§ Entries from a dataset
-- -- --

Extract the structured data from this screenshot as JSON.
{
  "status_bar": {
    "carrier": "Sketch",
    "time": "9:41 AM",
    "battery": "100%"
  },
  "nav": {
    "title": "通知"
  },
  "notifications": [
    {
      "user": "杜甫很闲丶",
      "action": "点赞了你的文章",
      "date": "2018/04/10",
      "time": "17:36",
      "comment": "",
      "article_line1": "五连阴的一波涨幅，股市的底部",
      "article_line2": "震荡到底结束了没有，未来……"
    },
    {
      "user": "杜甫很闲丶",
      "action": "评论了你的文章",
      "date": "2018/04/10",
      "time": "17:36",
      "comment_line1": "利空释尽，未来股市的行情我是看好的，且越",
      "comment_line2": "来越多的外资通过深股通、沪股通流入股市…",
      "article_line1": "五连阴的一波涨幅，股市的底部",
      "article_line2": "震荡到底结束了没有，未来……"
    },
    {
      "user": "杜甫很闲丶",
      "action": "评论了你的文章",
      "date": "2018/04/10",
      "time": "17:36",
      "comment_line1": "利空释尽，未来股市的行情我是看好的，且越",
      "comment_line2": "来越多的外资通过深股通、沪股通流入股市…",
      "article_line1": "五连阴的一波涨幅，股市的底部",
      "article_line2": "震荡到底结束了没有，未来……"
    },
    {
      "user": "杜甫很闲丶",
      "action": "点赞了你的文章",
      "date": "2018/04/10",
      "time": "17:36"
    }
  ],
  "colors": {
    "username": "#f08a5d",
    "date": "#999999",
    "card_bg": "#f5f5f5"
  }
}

-- -- --

§ Exercise objective
Take the listing above and set it down exactly.

§ Completed exercise
Extract the structured data from this screenshot as JSON.
{
  "status_bar": {
    "carrier": "Sketch",
    "time": "9:41 AM",
    "battery": "100%"
  },
  "nav": {
    "title": "通知"
  },
  "notifications": [
    {
      "user": "杜甫很闲丶",
      "action": "点赞了你的文章",
      "date": "2018/04/10",
      "time": "17:36",
      "comment": "",
      "article_line1": "五连阴的一波涨幅，股市的底部",
      "article_line2": "震荡到底结束了没有，未来……"
    },
    {
      "user": "杜甫很闲丶",
      "action": "评论了你的文章",
      "date": "2018/04/10",
      "time": "17:36",
      "comment_line1": "利空释尽，未来股市的行情我是看好的，且越",
      "comment_line2": "来越多的外资通过深股通、沪股通流入股市…",
      "article_line1": "五连阴的一波涨幅，股市的底部",
      "article_line2": "震荡到底结束了没有，未来……"
    },
    {
      "user": "杜甫很闲丶",
      "action": "评论了你的文章",
      "date": "2018/04/10",
      "time": "17:36",
      "comment_line1": "利空释尽，未来股市的行情我是看好的，且越",
      "comment_line2": "来越多的外资通过深股通、沪股通流入股市…",
      "article_line1": "五连阴的一波涨幅，股市的底部",
      "article_line2": "震荡到底结束了没有，未来……"
    },
    {
      "user": "杜甫很闲丶",
      "action": "点赞了你的文章",
      "date": "2018/04/10",
      "time": "17:36"
    }
  ],
  "colors": {
    "username": "#f08a5d",
    "date": "#999999",
    "card_bg": "#f5f5f5"
  }
}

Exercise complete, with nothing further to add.